## STATED EXERCISE
In the entries that follow, how many lines contain the word "NATIONALE"? Answer with the number only.
##### MATERIAL FOR THE TASK
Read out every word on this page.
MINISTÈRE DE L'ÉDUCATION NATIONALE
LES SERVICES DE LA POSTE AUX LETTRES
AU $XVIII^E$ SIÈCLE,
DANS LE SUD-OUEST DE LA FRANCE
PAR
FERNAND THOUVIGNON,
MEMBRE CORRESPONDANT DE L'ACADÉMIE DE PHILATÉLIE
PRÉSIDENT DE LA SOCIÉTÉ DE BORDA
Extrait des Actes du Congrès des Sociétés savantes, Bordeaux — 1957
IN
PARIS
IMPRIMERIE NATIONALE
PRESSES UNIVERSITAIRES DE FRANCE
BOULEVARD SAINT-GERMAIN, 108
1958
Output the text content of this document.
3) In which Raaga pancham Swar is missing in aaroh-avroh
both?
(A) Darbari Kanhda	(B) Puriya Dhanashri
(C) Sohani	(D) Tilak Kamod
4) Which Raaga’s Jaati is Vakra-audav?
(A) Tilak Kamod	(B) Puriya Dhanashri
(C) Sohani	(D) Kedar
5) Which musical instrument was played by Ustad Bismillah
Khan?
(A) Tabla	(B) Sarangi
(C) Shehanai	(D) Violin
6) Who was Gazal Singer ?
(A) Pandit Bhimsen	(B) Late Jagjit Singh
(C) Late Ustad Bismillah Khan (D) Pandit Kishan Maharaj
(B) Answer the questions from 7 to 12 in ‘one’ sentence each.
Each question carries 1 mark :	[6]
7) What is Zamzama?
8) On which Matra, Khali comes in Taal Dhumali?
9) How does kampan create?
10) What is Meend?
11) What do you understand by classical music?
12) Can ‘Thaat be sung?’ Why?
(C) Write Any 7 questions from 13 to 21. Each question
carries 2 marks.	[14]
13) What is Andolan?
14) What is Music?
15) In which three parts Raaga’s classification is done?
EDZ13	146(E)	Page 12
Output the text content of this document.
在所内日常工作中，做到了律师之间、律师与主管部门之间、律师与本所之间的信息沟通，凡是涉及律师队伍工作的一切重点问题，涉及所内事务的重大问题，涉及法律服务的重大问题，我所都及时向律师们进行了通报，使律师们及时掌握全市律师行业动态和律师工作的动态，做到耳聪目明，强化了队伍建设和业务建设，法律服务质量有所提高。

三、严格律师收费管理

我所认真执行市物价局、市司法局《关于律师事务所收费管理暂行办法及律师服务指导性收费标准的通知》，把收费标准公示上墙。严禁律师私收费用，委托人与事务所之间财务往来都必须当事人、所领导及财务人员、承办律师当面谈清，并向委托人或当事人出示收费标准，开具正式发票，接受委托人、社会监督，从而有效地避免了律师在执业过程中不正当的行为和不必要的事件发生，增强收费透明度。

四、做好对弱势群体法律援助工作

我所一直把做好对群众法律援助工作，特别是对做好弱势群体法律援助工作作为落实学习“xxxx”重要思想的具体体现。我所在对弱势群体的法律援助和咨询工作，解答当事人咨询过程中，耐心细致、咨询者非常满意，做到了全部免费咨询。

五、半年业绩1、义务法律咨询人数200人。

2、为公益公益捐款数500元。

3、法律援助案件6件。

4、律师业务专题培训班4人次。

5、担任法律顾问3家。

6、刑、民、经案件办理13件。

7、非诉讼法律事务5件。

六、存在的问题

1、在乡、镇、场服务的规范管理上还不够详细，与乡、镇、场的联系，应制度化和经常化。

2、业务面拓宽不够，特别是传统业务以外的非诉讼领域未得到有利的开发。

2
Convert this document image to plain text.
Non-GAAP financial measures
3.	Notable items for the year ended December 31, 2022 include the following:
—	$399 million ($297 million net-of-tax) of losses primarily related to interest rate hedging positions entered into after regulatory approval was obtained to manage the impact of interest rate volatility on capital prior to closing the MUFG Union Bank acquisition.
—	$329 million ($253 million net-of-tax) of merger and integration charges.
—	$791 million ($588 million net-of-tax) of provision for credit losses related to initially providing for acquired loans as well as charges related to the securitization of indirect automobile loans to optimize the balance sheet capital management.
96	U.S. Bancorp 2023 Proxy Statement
##########
## EXPECTED ANSWER
2